** START OF Extracted data **
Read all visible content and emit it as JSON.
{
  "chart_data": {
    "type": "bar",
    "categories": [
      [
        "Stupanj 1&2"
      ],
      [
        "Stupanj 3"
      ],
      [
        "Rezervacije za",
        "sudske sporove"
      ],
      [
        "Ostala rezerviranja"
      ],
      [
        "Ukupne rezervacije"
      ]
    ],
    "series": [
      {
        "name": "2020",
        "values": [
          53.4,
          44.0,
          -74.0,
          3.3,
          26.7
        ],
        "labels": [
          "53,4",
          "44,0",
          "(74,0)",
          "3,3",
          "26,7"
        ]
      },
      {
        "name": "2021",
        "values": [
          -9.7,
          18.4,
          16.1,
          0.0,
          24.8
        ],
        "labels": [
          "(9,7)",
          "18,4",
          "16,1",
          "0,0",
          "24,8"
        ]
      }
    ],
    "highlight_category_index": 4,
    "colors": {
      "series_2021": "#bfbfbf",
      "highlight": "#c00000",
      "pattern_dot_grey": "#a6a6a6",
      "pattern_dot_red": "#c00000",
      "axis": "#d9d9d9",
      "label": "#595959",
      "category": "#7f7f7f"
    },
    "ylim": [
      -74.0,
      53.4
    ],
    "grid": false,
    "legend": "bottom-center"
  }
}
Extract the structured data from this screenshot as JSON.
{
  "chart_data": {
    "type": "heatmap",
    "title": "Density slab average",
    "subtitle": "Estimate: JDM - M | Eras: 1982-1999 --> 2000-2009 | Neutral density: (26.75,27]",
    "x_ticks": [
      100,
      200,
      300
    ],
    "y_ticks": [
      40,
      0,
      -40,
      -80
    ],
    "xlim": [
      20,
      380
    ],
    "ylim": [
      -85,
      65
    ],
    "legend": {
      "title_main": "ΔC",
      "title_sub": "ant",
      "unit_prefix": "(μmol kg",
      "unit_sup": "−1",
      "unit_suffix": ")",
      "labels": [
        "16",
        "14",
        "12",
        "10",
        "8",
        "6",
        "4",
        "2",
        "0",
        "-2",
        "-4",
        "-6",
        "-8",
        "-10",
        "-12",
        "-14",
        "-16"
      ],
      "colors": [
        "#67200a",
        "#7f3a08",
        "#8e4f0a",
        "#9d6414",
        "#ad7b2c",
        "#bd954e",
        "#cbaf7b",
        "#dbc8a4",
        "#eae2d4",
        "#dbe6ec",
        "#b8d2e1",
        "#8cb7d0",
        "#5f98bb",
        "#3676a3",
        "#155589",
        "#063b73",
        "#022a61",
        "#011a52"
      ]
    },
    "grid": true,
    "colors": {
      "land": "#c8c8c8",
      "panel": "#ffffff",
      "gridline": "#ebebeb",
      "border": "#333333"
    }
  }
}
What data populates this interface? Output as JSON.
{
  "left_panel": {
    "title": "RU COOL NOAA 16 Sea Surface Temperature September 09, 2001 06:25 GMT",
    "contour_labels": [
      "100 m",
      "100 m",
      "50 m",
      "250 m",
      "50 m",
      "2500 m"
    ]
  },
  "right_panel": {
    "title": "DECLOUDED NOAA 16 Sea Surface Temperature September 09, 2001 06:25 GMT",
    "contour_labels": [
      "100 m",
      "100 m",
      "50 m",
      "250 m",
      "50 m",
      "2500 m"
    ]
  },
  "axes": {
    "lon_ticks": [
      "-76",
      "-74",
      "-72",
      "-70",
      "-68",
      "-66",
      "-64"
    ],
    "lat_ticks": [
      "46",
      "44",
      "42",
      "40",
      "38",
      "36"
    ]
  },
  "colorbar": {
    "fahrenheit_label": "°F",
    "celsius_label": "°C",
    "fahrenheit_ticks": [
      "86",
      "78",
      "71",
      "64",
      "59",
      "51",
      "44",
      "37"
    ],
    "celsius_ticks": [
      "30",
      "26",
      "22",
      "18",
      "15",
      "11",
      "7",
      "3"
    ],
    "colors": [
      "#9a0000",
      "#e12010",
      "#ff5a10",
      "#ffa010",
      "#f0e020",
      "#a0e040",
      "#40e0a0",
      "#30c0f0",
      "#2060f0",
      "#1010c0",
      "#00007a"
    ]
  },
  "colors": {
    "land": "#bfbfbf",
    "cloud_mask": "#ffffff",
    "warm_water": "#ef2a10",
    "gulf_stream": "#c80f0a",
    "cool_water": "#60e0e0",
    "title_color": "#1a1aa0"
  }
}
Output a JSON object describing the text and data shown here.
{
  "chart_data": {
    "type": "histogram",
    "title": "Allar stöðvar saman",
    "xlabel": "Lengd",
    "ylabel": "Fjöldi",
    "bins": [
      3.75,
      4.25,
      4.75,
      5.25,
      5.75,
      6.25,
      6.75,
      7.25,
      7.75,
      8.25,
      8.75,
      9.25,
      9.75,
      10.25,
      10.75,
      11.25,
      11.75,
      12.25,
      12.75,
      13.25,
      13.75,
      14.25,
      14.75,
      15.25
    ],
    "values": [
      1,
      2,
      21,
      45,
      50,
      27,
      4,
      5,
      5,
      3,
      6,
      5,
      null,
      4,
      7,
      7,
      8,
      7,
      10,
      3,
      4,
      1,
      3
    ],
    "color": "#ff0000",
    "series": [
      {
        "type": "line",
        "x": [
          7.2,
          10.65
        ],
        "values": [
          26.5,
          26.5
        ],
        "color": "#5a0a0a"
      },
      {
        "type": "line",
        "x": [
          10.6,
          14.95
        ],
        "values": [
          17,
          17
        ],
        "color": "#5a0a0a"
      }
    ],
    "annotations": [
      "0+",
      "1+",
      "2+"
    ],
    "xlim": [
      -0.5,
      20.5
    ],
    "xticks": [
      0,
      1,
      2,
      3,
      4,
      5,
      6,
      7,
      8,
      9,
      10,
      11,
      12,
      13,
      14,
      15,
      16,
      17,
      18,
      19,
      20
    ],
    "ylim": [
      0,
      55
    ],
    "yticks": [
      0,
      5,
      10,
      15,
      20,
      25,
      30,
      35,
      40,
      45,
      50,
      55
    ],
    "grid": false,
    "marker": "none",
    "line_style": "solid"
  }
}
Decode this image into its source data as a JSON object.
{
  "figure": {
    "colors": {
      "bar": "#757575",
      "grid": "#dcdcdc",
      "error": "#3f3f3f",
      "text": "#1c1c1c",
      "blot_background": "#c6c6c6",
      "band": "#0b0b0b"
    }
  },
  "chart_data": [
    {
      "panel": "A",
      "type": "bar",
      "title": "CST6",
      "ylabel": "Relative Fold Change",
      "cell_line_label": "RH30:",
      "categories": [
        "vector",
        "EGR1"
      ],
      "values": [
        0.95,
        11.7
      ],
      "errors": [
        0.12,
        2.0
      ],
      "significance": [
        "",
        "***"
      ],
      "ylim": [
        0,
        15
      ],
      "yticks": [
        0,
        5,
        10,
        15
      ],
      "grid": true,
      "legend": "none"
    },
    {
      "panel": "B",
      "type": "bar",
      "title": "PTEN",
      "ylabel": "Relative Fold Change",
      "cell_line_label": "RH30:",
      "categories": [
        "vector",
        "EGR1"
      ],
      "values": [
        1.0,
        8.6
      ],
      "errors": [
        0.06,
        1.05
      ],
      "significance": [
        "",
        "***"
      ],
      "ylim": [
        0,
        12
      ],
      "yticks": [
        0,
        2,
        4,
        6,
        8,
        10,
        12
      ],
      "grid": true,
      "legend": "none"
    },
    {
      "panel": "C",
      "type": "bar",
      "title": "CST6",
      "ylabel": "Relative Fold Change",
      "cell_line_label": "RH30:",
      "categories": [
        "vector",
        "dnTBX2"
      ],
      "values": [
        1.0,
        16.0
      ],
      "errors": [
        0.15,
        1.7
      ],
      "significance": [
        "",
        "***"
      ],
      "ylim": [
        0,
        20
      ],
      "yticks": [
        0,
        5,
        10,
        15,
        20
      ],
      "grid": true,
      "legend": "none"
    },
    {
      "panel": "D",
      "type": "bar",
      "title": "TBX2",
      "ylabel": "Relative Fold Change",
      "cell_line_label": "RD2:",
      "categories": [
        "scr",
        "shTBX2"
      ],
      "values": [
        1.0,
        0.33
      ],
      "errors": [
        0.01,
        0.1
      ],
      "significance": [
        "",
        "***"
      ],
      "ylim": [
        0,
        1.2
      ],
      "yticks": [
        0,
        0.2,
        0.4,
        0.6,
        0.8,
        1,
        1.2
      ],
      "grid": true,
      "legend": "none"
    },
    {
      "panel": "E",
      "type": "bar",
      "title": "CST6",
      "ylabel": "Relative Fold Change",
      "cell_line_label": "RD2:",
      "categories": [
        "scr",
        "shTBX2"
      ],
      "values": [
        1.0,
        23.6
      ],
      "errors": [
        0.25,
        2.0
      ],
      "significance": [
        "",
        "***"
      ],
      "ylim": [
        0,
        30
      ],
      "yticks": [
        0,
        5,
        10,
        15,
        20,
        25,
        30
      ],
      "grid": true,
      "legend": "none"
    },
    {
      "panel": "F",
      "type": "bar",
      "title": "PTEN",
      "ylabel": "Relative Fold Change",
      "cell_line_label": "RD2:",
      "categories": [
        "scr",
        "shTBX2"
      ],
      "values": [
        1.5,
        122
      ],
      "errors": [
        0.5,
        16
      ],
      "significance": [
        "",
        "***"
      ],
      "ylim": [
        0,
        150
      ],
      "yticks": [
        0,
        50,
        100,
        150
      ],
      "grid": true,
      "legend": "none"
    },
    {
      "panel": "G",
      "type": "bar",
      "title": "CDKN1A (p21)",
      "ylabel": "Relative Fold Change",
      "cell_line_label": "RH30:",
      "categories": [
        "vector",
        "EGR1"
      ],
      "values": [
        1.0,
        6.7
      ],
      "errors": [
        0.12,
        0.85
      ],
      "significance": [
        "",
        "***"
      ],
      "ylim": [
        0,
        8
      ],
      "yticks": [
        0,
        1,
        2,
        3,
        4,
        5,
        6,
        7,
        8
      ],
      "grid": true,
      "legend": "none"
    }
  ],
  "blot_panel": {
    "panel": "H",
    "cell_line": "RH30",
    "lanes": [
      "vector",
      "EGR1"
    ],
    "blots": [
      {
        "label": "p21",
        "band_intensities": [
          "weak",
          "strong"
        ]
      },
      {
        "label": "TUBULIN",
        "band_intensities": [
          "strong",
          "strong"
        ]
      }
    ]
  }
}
** END OF Extracted data **
> What you should do: Copy every line in the records above that contains the word "object".

> Exercise solution:
Output a JSON object describing the text and data shown here.
Decode this image into its source data as a JSON object.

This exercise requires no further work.